#### Given exercise
Transcribe every entry word for word. Skip the pictures.

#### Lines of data

* BEGIN *

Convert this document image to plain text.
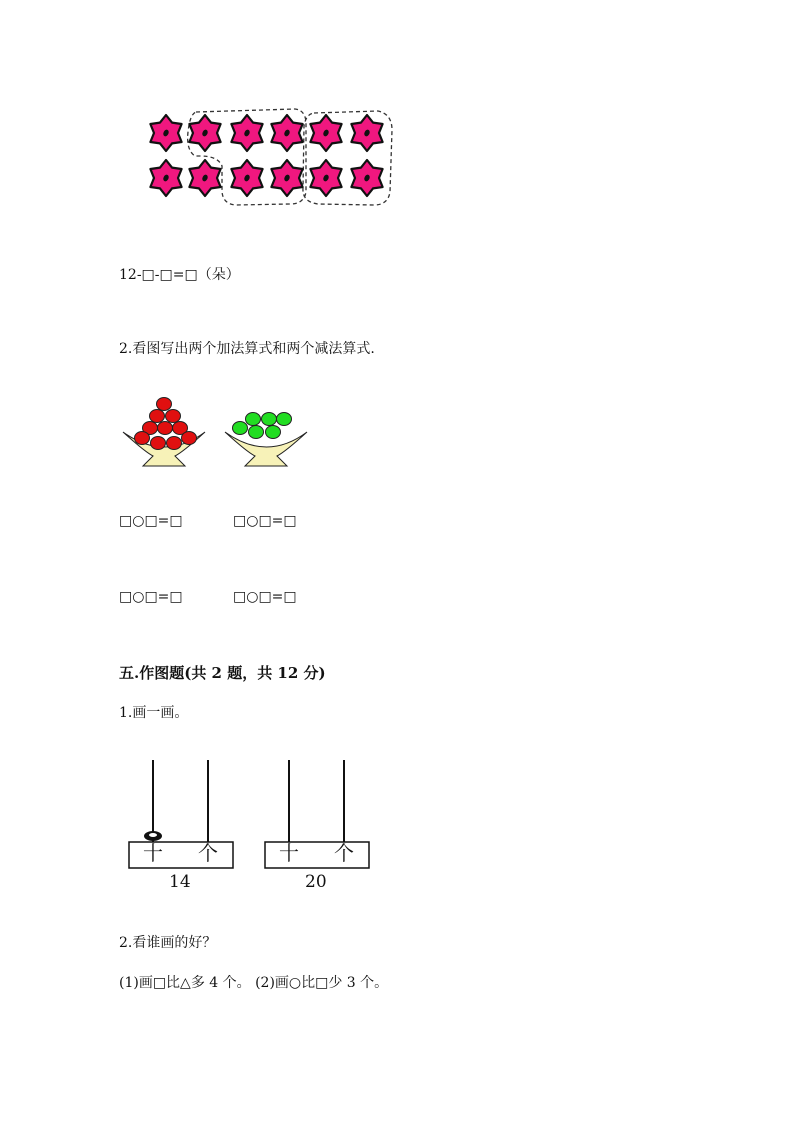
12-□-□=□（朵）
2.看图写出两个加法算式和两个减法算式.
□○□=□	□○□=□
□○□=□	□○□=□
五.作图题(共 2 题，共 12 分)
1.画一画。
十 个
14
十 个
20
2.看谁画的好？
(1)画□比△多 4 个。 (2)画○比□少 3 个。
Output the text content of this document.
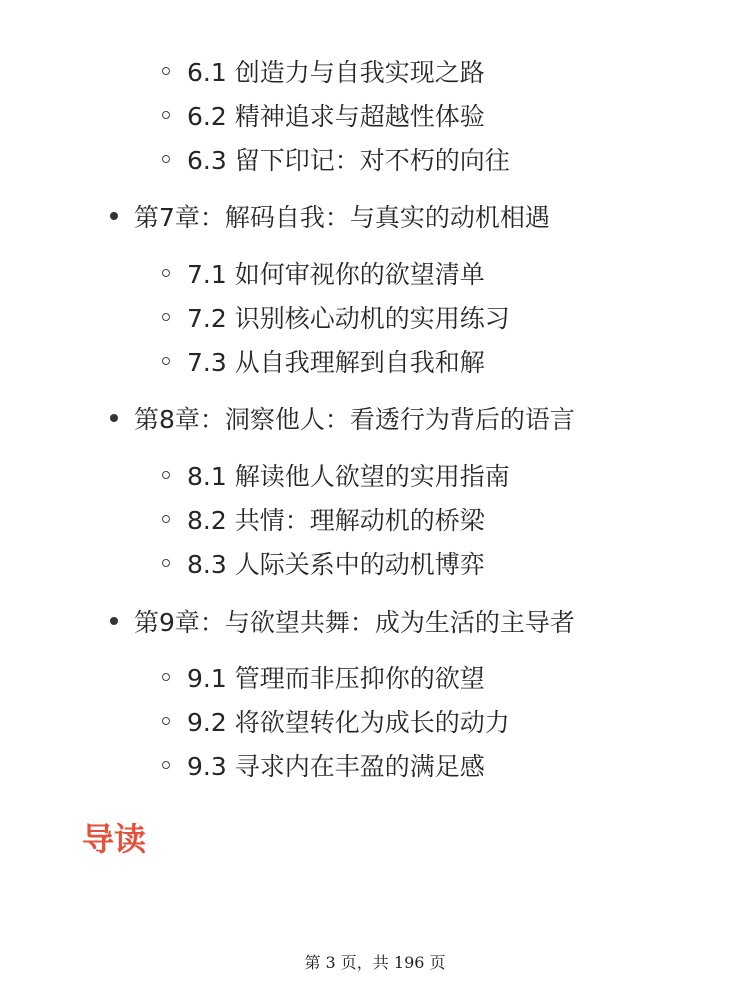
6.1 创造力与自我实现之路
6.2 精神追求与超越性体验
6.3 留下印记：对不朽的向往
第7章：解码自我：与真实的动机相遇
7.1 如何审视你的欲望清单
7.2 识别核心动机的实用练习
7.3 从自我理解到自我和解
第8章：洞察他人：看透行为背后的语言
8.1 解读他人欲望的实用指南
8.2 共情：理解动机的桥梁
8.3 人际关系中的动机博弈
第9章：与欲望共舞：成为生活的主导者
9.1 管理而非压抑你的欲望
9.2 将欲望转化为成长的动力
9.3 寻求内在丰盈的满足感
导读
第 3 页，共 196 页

* END *

#### Exercise result
Convert this document image to plain text.
12-□-□=□（朵）
2.看图写出两个加法算式和两个减法算式.
□○□=□	□○□=□
□○□=□	□○□=□
五.作图题(共 2 题，共 12 分)
1.画一画。
十 个
14
十 个
20
2.看谁画的好？
(1)画□比△多 4 个。 (2)画○比□少 3 个。
Output the text content of this document.
6.1 创造力与自我实现之路
6.2 精神追求与超越性体验
6.3 留下印记：对不朽的向往
第7章：解码自我：与真实的动机相遇
7.1 如何审视你的欲望清单
7.2 识别核心动机的实用练习
7.3 从自我理解到自我和解
第8章：洞察他人：看透行为背后的语言
8.1 解读他人欲望的实用指南
8.2 共情：理解动机的桥梁
8.3 人际关系中的动机博弈
第9章：与欲望共舞：成为生活的主导者
9.1 管理而非压抑你的欲望
9.2 将欲望转化为成长的动力
9.3 寻求内在丰盈的满足感
导读
第 3 页，共 196 页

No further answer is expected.